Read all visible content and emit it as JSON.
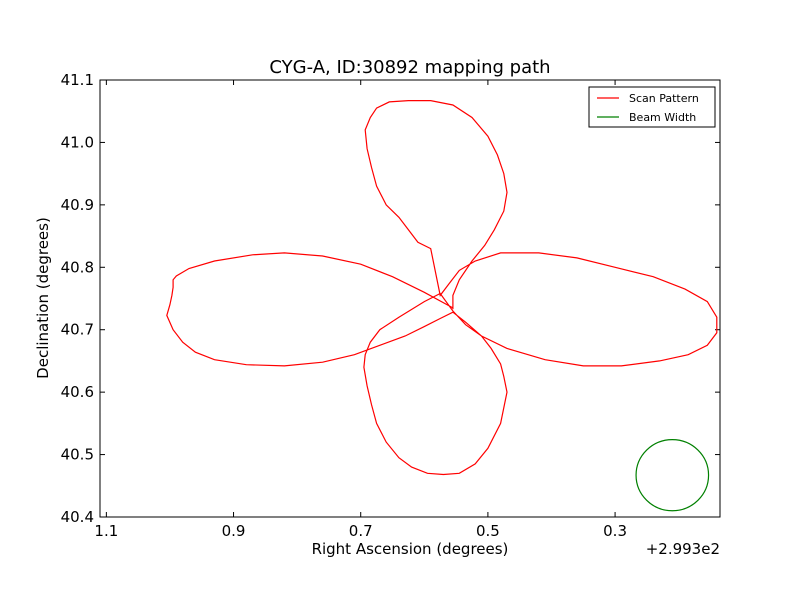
{
  "chart_data": {
    "type": "line",
    "title": "CYG-A, ID:30892 mapping path",
    "xlabel": "Right Ascension (degrees)",
    "ylabel": "Declination (degrees)",
    "x_offset_label": "+2.993e2",
    "x_inverted": true,
    "xlim": [
      1.11,
      0.135
    ],
    "ylim": [
      40.4,
      41.1
    ],
    "x_ticks": [
      1.1,
      0.9,
      0.7,
      0.5,
      0.3
    ],
    "x_tick_labels": [
      "1.1",
      "0.9",
      "0.7",
      "0.5",
      "0.3"
    ],
    "y_ticks": [
      40.4,
      40.5,
      40.6,
      40.7,
      40.8,
      40.9,
      41.0,
      41.1
    ],
    "y_tick_labels": [
      "40.4",
      "40.5",
      "40.6",
      "40.7",
      "40.8",
      "40.9",
      "41.0",
      "41.1"
    ],
    "grid": false,
    "legend_position": "top-right",
    "series": [
      {
        "name": "Scan Pattern",
        "color": "#ff0000",
        "x": [
          0.555,
          0.6,
          0.65,
          0.7,
          0.76,
          0.82,
          0.87,
          0.93,
          0.97,
          0.99,
          0.995,
          0.995,
          0.997,
          1.0,
          1.005,
          0.995,
          0.98,
          0.96,
          0.93,
          0.88,
          0.82,
          0.76,
          0.71,
          0.67,
          0.63,
          0.6,
          0.575,
          0.555,
          0.535,
          0.51,
          0.495,
          0.48,
          0.475,
          0.47,
          0.475,
          0.48,
          0.5,
          0.52,
          0.545,
          0.57,
          0.595,
          0.62,
          0.64,
          0.66,
          0.675,
          0.683,
          0.69,
          0.695,
          0.693,
          0.685,
          0.67,
          0.64,
          0.6,
          0.575,
          0.555,
          0.535,
          0.51,
          0.47,
          0.41,
          0.35,
          0.29,
          0.23,
          0.185,
          0.155,
          0.14,
          0.14,
          0.155,
          0.19,
          0.24,
          0.3,
          0.36,
          0.42,
          0.48,
          0.52,
          0.545,
          0.56,
          0.575,
          0.59,
          0.61,
          0.625,
          0.64,
          0.66,
          0.675,
          0.683,
          0.69,
          0.693,
          0.685,
          0.675,
          0.655,
          0.625,
          0.59,
          0.555,
          0.525,
          0.5,
          0.485,
          0.475,
          0.47,
          0.475,
          0.49,
          0.505,
          0.525,
          0.545,
          0.555,
          0.555
        ],
        "y": [
          40.735,
          40.76,
          40.785,
          40.805,
          40.818,
          40.823,
          40.82,
          40.81,
          40.798,
          40.786,
          40.78,
          40.768,
          40.755,
          40.74,
          40.723,
          40.7,
          40.68,
          40.664,
          40.652,
          40.644,
          40.642,
          40.648,
          40.66,
          40.675,
          40.69,
          40.705,
          40.718,
          40.728,
          40.712,
          40.69,
          40.67,
          40.645,
          40.625,
          40.6,
          40.575,
          40.55,
          40.51,
          40.485,
          40.47,
          40.468,
          40.47,
          40.48,
          40.495,
          40.52,
          40.55,
          40.58,
          40.61,
          40.64,
          40.66,
          40.68,
          40.7,
          40.72,
          40.745,
          40.758,
          40.73,
          40.708,
          40.69,
          40.67,
          40.652,
          40.642,
          40.642,
          40.65,
          40.66,
          40.675,
          40.695,
          40.72,
          40.745,
          40.765,
          40.785,
          40.8,
          40.815,
          40.823,
          40.823,
          40.81,
          40.795,
          40.775,
          40.755,
          40.83,
          40.84,
          40.86,
          40.88,
          40.9,
          40.93,
          40.96,
          40.99,
          41.02,
          41.04,
          41.055,
          41.065,
          41.067,
          41.067,
          41.06,
          41.04,
          41.01,
          40.98,
          40.95,
          40.92,
          40.89,
          40.86,
          40.835,
          40.81,
          40.78,
          40.755,
          40.733
        ]
      },
      {
        "name": "Beam Width",
        "color": "#008000",
        "shape": "circle",
        "center_x": 0.21,
        "center_y": 40.467,
        "radius_ra": 0.057,
        "radius_dec": 0.057
      }
    ]
  }
}
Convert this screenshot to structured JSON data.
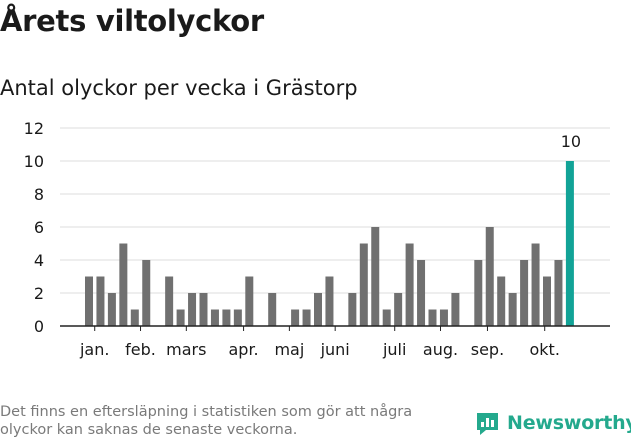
{
  "title": "Årets viltolyckor",
  "subtitle": "Antal olyckor per vecka i Grästorp",
  "footnote": "Det finns en eftersläpning i statistiken som gör att några olyckor kan saknas de senaste veckorna.",
  "brand": {
    "name": "Newsworthy",
    "icon": "newsworthy-logo-icon",
    "color": "#24a98d"
  },
  "colors": {
    "bar": "#707070",
    "highlight": "#12a397",
    "grid": "#dddddd",
    "axis": "#222222",
    "text": "#1a1a1a"
  },
  "chart_data": {
    "type": "bar",
    "title": "Antal olyckor per vecka i Grästorp",
    "xlabel": "",
    "ylabel": "",
    "ylim": [
      0,
      12
    ],
    "yticks": [
      0,
      2,
      4,
      6,
      8,
      10,
      12
    ],
    "grid": true,
    "legend": "none",
    "x": [
      1,
      2,
      3,
      4,
      5,
      6,
      7,
      8,
      9,
      10,
      11,
      12,
      13,
      14,
      15,
      16,
      17,
      18,
      19,
      20,
      21,
      22,
      23,
      24,
      25,
      26,
      27,
      28,
      29,
      30,
      31,
      32,
      33,
      34,
      35,
      36,
      37,
      38,
      39,
      40,
      41,
      42,
      43
    ],
    "values": [
      3,
      3,
      2,
      5,
      1,
      4,
      0,
      3,
      1,
      2,
      2,
      1,
      1,
      1,
      3,
      0,
      2,
      0,
      1,
      1,
      2,
      3,
      0,
      2,
      5,
      6,
      1,
      2,
      5,
      4,
      1,
      1,
      2,
      0,
      4,
      6,
      3,
      2,
      4,
      5,
      3,
      4,
      10
    ],
    "highlight_index": 42,
    "data_labels": [
      {
        "index": 42,
        "text": "10"
      }
    ],
    "month_labels": [
      {
        "label": "jan.",
        "week": 1.5
      },
      {
        "label": "feb.",
        "week": 5.5
      },
      {
        "label": "mars",
        "week": 9.5
      },
      {
        "label": "apr.",
        "week": 14.5
      },
      {
        "label": "maj",
        "week": 18.5
      },
      {
        "label": "juni",
        "week": 22.5
      },
      {
        "label": "juli",
        "week": 27.7
      },
      {
        "label": "aug.",
        "week": 31.7
      },
      {
        "label": "sep.",
        "week": 35.8
      },
      {
        "label": "okt.",
        "week": 40.8
      }
    ]
  }
}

(What is expected): Output the data above without changes, apart from leaving out the pictures.

(Answer below):
Read all visible content and emit it as JSON.
{
  "chart_data": {
    "type": "line",
    "title": "CYG-A, ID:30892 mapping path",
    "xlabel": "Right Ascension (degrees)",
    "ylabel": "Declination (degrees)",
    "x_offset_label": "+2.993e2",
    "x_inverted": true,
    "xlim": [
      1.11,
      0.135
    ],
    "ylim": [
      40.4,
      41.1
    ],
    "x_ticks": [
      1.1,
      0.9,
      0.7,
      0.5,
      0.3
    ],
    "x_tick_labels": [
      "1.1",
      "0.9",
      "0.7",
      "0.5",
      "0.3"
    ],
    "y_ticks": [
      40.4,
      40.5,
      40.6,
      40.7,
      40.8,
      40.9,
      41.0,
      41.1
    ],
    "y_tick_labels": [
      "40.4",
      "40.5",
      "40.6",
      "40.7",
      "40.8",
      "40.9",
      "41.0",
      "41.1"
    ],
    "grid": false,
    "legend_position": "top-right",
    "series": [
      {
        "name": "Scan Pattern",
        "color": "#ff0000",
        "x": [
          0.555,
          0.6,
          0.65,
          0.7,
          0.76,
          0.82,
          0.87,
          0.93,
          0.97,
          0.99,
          0.995,
          0.995,
          0.997,
          1.0,
          1.005,
          0.995,
          0.98,
          0.96,
          0.93,
          0.88,
          0.82,
          0.76,
          0.71,
          0.67,
          0.63,
          0.6,
          0.575,
          0.555,
          0.535,
          0.51,
          0.495,
          0.48,
          0.475,
          0.47,
          0.475,
          0.48,
          0.5,
          0.52,
          0.545,
          0.57,
          0.595,
          0.62,
          0.64,
          0.66,
          0.675,
          0.683,
          0.69,
          0.695,
          0.693,
          0.685,
          0.67,
          0.64,
          0.6,
          0.575,
          0.555,
          0.535,
          0.51,
          0.47,
          0.41,
          0.35,
          0.29,
          0.23,
          0.185,
          0.155,
          0.14,
          0.14,
          0.155,
          0.19,
          0.24,
          0.3,
          0.36,
          0.42,
          0.48,
          0.52,
          0.545,
          0.56,
          0.575,
          0.59,
          0.61,
          0.625,
          0.64,
          0.66,
          0.675,
          0.683,
          0.69,
          0.693,
          0.685,
          0.675,
          0.655,
          0.625,
          0.59,
          0.555,
          0.525,
          0.5,
          0.485,
          0.475,
          0.47,
          0.475,
          0.49,
          0.505,
          0.525,
          0.545,
          0.555,
          0.555
        ],
        "y": [
          40.735,
          40.76,
          40.785,
          40.805,
          40.818,
          40.823,
          40.82,
          40.81,
          40.798,
          40.786,
          40.78,
          40.768,
          40.755,
          40.74,
          40.723,
          40.7,
          40.68,
          40.664,
          40.652,
          40.644,
          40.642,
          40.648,
          40.66,
          40.675,
          40.69,
          40.705,
          40.718,
          40.728,
          40.712,
          40.69,
          40.67,
          40.645,
          40.625,
          40.6,
          40.575,
          40.55,
          40.51,
          40.485,
          40.47,
          40.468,
          40.47,
          40.48,
          40.495,
          40.52,
          40.55,
          40.58,
          40.61,
          40.64,
          40.66,
          40.68,
          40.7,
          40.72,
          40.745,
          40.758,
          40.73,
          40.708,
          40.69,
          40.67,
          40.652,
          40.642,
          40.642,
          40.65,
          40.66,
          40.675,
          40.695,
          40.72,
          40.745,
          40.765,
          40.785,
          40.8,
          40.815,
          40.823,
          40.823,
          40.81,
          40.795,
          40.775,
          40.755,
          40.83,
          40.84,
          40.86,
          40.88,
          40.9,
          40.93,
          40.96,
          40.99,
          41.02,
          41.04,
          41.055,
          41.065,
          41.067,
          41.067,
          41.06,
          41.04,
          41.01,
          40.98,
          40.95,
          40.92,
          40.89,
          40.86,
          40.835,
          40.81,
          40.78,
          40.755,
          40.733
        ]
      },
      {
        "name": "Beam Width",
        "color": "#008000",
        "shape": "circle",
        "center_x": 0.21,
        "center_y": 40.467,
        "radius_ra": 0.057,
        "radius_dec": 0.057
      }
    ]
  }
}
Convert this screenshot to structured JSON data.
{
  "title": "Årets viltolyckor",
  "subtitle": "Antal olyckor per vecka i Grästorp",
  "footnote": "Det finns en eftersläpning i statistiken som gör att några olyckor kan saknas de senaste veckorna.",
  "brand": {
    "name": "Newsworthy",
    "icon": "newsworthy-logo-icon",
    "color": "#24a98d"
  },
  "colors": {
    "bar": "#707070",
    "highlight": "#12a397",
    "grid": "#dddddd",
    "axis": "#222222",
    "text": "#1a1a1a"
  },
  "chart_data": {
    "type": "bar",
    "title": "Antal olyckor per vecka i Grästorp",
    "xlabel": "",
    "ylabel": "",
    "ylim": [
      0,
      12
    ],
    "yticks": [
      0,
      2,
      4,
      6,
      8,
      10,
      12
    ],
    "grid": true,
    "legend": "none",
    "x": [
      1,
      2,
      3,
      4,
      5,
      6,
      7,
      8,
      9,
      10,
      11,
      12,
      13,
      14,
      15,
      16,
      17,
      18,
      19,
      20,
      21,
      22,
      23,
      24,
      25,
      26,
      27,
      28,
      29,
      30,
      31,
      32,
      33,
      34,
      35,
      36,
      37,
      38,
      39,
      40,
      41,
      42,
      43
    ],
    "values": [
      3,
      3,
      2,
      5,
      1,
      4,
      0,
      3,
      1,
      2,
      2,
      1,
      1,
      1,
      3,
      0,
      2,
      0,
      1,
      1,
      2,
      3,
      0,
      2,
      5,
      6,
      1,
      2,
      5,
      4,
      1,
      1,
      2,
      0,
      4,
      6,
      3,
      2,
      4,
      5,
      3,
      4,
      10
    ],
    "highlight_index": 42,
    "data_labels": [
      {
        "index": 42,
        "text": "10"
      }
    ],
    "month_labels": [
      {
        "label": "jan.",
        "week": 1.5
      },
      {
        "label": "feb.",
        "week": 5.5
      },
      {
        "label": "mars",
        "week": 9.5
      },
      {
        "label": "apr.",
        "week": 14.5
      },
      {
        "label": "maj",
        "week": 18.5
      },
      {
        "label": "juni",
        "week": 22.5
      },
      {
        "label": "juli",
        "week": 27.7
      },
      {
        "label": "aug.",
        "week": 31.7
      },
      {
        "label": "sep.",
        "week": 35.8
      },
      {
        "label": "okt.",
        "week": 40.8
      }
    ]
  }
}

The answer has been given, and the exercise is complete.